**Exercise brief:** Return every entry exactly as written.

**Records shown:**
------------

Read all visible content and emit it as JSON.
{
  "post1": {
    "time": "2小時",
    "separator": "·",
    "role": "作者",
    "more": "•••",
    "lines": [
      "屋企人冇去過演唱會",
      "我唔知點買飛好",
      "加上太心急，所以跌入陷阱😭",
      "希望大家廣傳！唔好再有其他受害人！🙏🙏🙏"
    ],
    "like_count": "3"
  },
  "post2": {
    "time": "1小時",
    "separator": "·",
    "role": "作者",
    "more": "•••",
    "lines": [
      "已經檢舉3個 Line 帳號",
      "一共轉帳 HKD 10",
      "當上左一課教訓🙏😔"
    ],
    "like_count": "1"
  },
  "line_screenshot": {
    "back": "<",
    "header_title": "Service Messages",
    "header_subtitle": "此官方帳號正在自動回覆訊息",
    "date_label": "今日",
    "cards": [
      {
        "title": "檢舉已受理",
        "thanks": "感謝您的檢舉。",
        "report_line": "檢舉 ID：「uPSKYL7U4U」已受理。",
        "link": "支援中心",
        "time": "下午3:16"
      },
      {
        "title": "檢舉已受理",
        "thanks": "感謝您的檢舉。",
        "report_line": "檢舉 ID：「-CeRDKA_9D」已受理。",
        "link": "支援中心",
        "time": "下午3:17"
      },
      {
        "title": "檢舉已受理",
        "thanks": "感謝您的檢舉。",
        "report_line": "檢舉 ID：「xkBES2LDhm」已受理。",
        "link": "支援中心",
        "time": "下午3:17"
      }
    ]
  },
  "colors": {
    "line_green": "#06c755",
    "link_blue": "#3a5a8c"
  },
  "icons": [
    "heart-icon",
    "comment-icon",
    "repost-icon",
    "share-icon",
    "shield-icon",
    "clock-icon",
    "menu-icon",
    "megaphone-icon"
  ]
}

------------

**Reply to the task:**
Read all visible content and emit it as JSON.
{
  "post1": {
    "time": "2小時",
    "separator": "·",
    "role": "作者",
    "more": "•••",
    "lines": [
      "屋企人冇去過演唱會",
      "我唔知點買飛好",
      "加上太心急，所以跌入陷阱😭",
      "希望大家廣傳！唔好再有其他受害人！🙏🙏🙏"
    ],
    "like_count": "3"
  },
  "post2": {
    "time": "1小時",
    "separator": "·",
    "role": "作者",
    "more": "•••",
    "lines": [
      "已經檢舉3個 Line 帳號",
      "一共轉帳 HKD 10",
      "當上左一課教訓🙏😔"
    ],
    "like_count": "1"
  },
  "line_screenshot": {
    "back": "<",
    "header_title": "Service Messages",
    "header_subtitle": "此官方帳號正在自動回覆訊息",
    "date_label": "今日",
    "cards": [
      {
        "title": "檢舉已受理",
        "thanks": "感謝您的檢舉。",
        "report_line": "檢舉 ID：「uPSKYL7U4U」已受理。",
        "link": "支援中心",
        "time": "下午3:16"
      },
      {
        "title": "檢舉已受理",
        "thanks": "感謝您的檢舉。",
        "report_line": "檢舉 ID：「-CeRDKA_9D」已受理。",
        "link": "支援中心",
        "time": "下午3:17"
      },
      {
        "title": "檢舉已受理",
        "thanks": "感謝您的檢舉。",
        "report_line": "檢舉 ID：「xkBES2LDhm」已受理。",
        "link": "支援中心",
        "time": "下午3:17"
      }
    ]
  },
  "colors": {
    "line_green": "#06c755",
    "link_blue": "#3a5a8c"
  },
  "icons": [
    "heart-icon",
    "comment-icon",
    "repost-icon",
    "share-icon",
    "shield-icon",
    "clock-icon",
    "menu-icon",
    "megaphone-icon"
  ]
}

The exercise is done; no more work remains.